● **Records for this exercise**:
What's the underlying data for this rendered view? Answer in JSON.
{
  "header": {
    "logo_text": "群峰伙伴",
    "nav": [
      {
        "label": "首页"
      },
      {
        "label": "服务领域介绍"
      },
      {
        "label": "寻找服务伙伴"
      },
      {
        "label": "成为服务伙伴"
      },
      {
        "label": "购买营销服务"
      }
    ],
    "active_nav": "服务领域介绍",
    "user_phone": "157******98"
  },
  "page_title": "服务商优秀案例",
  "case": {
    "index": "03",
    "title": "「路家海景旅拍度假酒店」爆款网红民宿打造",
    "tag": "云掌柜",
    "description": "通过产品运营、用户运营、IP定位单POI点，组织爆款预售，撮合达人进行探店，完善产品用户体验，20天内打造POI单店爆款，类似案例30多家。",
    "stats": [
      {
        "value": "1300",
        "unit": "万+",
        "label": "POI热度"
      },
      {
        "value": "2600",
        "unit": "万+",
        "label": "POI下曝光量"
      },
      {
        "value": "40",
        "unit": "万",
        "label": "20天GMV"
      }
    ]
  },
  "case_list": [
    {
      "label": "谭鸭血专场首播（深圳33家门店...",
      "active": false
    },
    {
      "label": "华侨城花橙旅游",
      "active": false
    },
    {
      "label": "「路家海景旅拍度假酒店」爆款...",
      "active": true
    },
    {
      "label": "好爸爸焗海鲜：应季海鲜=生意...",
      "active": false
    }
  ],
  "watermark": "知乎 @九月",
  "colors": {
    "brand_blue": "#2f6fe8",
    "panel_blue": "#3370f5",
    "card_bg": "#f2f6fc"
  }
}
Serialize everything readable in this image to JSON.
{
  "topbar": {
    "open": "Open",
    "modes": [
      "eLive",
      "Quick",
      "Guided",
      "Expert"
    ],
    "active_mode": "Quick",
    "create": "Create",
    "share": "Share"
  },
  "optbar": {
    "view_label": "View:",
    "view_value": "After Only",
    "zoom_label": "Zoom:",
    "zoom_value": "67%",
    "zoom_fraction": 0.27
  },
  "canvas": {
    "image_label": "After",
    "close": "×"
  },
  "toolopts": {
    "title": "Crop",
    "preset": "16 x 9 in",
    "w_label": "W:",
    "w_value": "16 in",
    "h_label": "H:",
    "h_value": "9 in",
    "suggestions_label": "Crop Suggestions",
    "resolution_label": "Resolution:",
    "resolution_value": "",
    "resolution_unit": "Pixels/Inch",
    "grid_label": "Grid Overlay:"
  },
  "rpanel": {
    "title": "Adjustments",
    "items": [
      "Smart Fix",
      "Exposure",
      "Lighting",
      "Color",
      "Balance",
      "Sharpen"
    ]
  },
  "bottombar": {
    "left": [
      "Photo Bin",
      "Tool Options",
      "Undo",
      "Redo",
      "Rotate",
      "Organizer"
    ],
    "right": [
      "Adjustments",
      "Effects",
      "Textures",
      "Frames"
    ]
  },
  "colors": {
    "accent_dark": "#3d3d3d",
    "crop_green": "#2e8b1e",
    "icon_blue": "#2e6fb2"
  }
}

● **Problem details**: Type out all of the material again, word for word.

● **Response to the exercise**:
What's the underlying data for this rendered view? Answer in JSON.
{
  "header": {
    "logo_text": "群峰伙伴",
    "nav": [
      {
        "label": "首页"
      },
      {
        "label": "服务领域介绍"
      },
      {
        "label": "寻找服务伙伴"
      },
      {
        "label": "成为服务伙伴"
      },
      {
        "label": "购买营销服务"
      }
    ],
    "active_nav": "服务领域介绍",
    "user_phone": "157******98"
  },
  "page_title": "服务商优秀案例",
  "case": {
    "index": "03",
    "title": "「路家海景旅拍度假酒店」爆款网红民宿打造",
    "tag": "云掌柜",
    "description": "通过产品运营、用户运营、IP定位单POI点，组织爆款预售，撮合达人进行探店，完善产品用户体验，20天内打造POI单店爆款，类似案例30多家。",
    "stats": [
      {
        "value": "1300",
        "unit": "万+",
        "label": "POI热度"
      },
      {
        "value": "2600",
        "unit": "万+",
        "label": "POI下曝光量"
      },
      {
        "value": "40",
        "unit": "万",
        "label": "20天GMV"
      }
    ]
  },
  "case_list": [
    {
      "label": "谭鸭血专场首播（深圳33家门店...",
      "active": false
    },
    {
      "label": "华侨城花橙旅游",
      "active": false
    },
    {
      "label": "「路家海景旅拍度假酒店」爆款...",
      "active": true
    },
    {
      "label": "好爸爸焗海鲜：应季海鲜=生意...",
      "active": false
    }
  ],
  "watermark": "知乎 @九月",
  "colors": {
    "brand_blue": "#2f6fe8",
    "panel_blue": "#3370f5",
    "card_bg": "#f2f6fc"
  }
}
Serialize everything readable in this image to JSON.
{
  "topbar": {
    "open": "Open",
    "modes": [
      "eLive",
      "Quick",
      "Guided",
      "Expert"
    ],
    "active_mode": "Quick",
    "create": "Create",
    "share": "Share"
  },
  "optbar": {
    "view_label": "View:",
    "view_value": "After Only",
    "zoom_label": "Zoom:",
    "zoom_value": "67%",
    "zoom_fraction": 0.27
  },
  "canvas": {
    "image_label": "After",
    "close": "×"
  },
  "toolopts": {
    "title": "Crop",
    "preset": "16 x 9 in",
    "w_label": "W:",
    "w_value": "16 in",
    "h_label": "H:",
    "h_value": "9 in",
    "suggestions_label": "Crop Suggestions",
    "resolution_label": "Resolution:",
    "resolution_value": "",
    "resolution_unit": "Pixels/Inch",
    "grid_label": "Grid Overlay:"
  },
  "rpanel": {
    "title": "Adjustments",
    "items": [
      "Smart Fix",
      "Exposure",
      "Lighting",
      "Color",
      "Balance",
      "Sharpen"
    ]
  },
  "bottombar": {
    "left": [
      "Photo Bin",
      "Tool Options",
      "Undo",
      "Redo",
      "Rotate",
      "Organizer"
    ],
    "right": [
      "Adjustments",
      "Effects",
      "Textures",
      "Frames"
    ]
  },
  "colors": {
    "accent_dark": "#3d3d3d",
    "crop_green": "#2e8b1e",
    "icon_blue": "#2e6fb2"
  }
}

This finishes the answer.